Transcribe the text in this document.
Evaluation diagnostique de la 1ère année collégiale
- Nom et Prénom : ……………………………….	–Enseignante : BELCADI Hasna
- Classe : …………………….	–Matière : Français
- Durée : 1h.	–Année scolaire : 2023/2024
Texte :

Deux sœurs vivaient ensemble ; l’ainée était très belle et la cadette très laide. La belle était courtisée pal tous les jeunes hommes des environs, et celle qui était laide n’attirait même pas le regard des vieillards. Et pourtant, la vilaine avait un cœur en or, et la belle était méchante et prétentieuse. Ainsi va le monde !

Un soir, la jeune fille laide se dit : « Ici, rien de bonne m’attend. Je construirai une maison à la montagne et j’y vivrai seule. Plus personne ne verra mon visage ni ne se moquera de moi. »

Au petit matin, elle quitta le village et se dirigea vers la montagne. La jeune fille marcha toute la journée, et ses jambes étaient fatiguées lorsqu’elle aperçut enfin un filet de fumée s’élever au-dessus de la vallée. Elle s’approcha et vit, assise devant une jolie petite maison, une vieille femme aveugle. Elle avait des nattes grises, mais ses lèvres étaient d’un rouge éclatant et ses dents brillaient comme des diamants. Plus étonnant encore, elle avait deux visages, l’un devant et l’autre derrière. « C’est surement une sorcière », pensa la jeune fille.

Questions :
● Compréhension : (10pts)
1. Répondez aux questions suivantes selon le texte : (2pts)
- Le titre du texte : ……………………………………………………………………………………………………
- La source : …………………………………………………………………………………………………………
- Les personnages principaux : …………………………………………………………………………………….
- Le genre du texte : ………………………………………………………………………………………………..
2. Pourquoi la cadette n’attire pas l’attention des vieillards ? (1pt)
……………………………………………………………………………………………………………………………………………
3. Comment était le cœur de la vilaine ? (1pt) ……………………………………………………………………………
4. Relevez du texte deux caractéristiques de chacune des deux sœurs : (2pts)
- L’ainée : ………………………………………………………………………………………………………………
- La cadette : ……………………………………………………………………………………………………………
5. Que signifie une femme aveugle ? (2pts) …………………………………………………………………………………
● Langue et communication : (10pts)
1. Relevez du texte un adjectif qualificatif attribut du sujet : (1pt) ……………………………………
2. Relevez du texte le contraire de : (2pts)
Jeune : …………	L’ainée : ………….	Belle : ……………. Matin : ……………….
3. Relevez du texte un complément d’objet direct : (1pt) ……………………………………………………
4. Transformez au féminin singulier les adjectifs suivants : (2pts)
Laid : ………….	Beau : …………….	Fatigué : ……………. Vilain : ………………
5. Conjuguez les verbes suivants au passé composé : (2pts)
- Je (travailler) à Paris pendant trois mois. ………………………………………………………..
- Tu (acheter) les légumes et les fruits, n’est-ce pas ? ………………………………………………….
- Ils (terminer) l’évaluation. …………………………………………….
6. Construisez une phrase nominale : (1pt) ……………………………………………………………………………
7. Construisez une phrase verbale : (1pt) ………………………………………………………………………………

• • • • • • •

*What is required*
Quote the material exactly, leaving nothing out.

*Task response*
Transcribe the text in this document.
Evaluation diagnostique de la 1ère année collégiale
- Nom et Prénom : ……………………………….	–Enseignante : BELCADI Hasna
- Classe : …………………….	–Matière : Français
- Durée : 1h.	–Année scolaire : 2023/2024
Texte :

Deux sœurs vivaient ensemble ; l’ainée était très belle et la cadette très laide. La belle était courtisée pal tous les jeunes hommes des environs, et celle qui était laide n’attirait même pas le regard des vieillards. Et pourtant, la vilaine avait un cœur en or, et la belle était méchante et prétentieuse. Ainsi va le monde !

Un soir, la jeune fille laide se dit : « Ici, rien de bonne m’attend. Je construirai une maison à la montagne et j’y vivrai seule. Plus personne ne verra mon visage ni ne se moquera de moi. »

Au petit matin, elle quitta le village et se dirigea vers la montagne. La jeune fille marcha toute la journée, et ses jambes étaient fatiguées lorsqu’elle aperçut enfin un filet de fumée s’élever au-dessus de la vallée. Elle s’approcha et vit, assise devant une jolie petite maison, une vieille femme aveugle. Elle avait des nattes grises, mais ses lèvres étaient d’un rouge éclatant et ses dents brillaient comme des diamants. Plus étonnant encore, elle avait deux visages, l’un devant et l’autre derrière. « C’est surement une sorcière », pensa la jeune fille.

Questions :
● Compréhension : (10pts)
1. Répondez aux questions suivantes selon le texte : (2pts)
- Le titre du texte : ……………………………………………………………………………………………………
- La source : …………………………………………………………………………………………………………
- Les personnages principaux : …………………………………………………………………………………….
- Le genre du texte : ………………………………………………………………………………………………..
2. Pourquoi la cadette n’attire pas l’attention des vieillards ? (1pt)
……………………………………………………………………………………………………………………………………………
3. Comment était le cœur de la vilaine ? (1pt) ……………………………………………………………………………
4. Relevez du texte deux caractéristiques de chacune des deux sœurs : (2pts)
- L’ainée : ………………………………………………………………………………………………………………
- La cadette : ……………………………………………………………………………………………………………
5. Que signifie une femme aveugle ? (2pts) …………………………………………………………………………………
● Langue et communication : (10pts)
1. Relevez du texte un adjectif qualificatif attribut du sujet : (1pt) ……………………………………
2. Relevez du texte le contraire de : (2pts)
Jeune : …………	L’ainée : ………….	Belle : ……………. Matin : ……………….
3. Relevez du texte un complément d’objet direct : (1pt) ……………………………………………………
4. Transformez au féminin singulier les adjectifs suivants : (2pts)
Laid : ………….	Beau : …………….	Fatigué : ……………. Vilain : ………………
5. Conjuguez les verbes suivants au passé composé : (2pts)
- Je (travailler) à Paris pendant trois mois. ………………………………………………………..
- Tu (acheter) les légumes et les fruits, n’est-ce pas ? ………………………………………………….
- Ils (terminer) l’évaluation. …………………………………………….
6. Construisez une phrase nominale : (1pt) ……………………………………………………………………………
7. Construisez une phrase verbale : (1pt) ………………………………………………………………………………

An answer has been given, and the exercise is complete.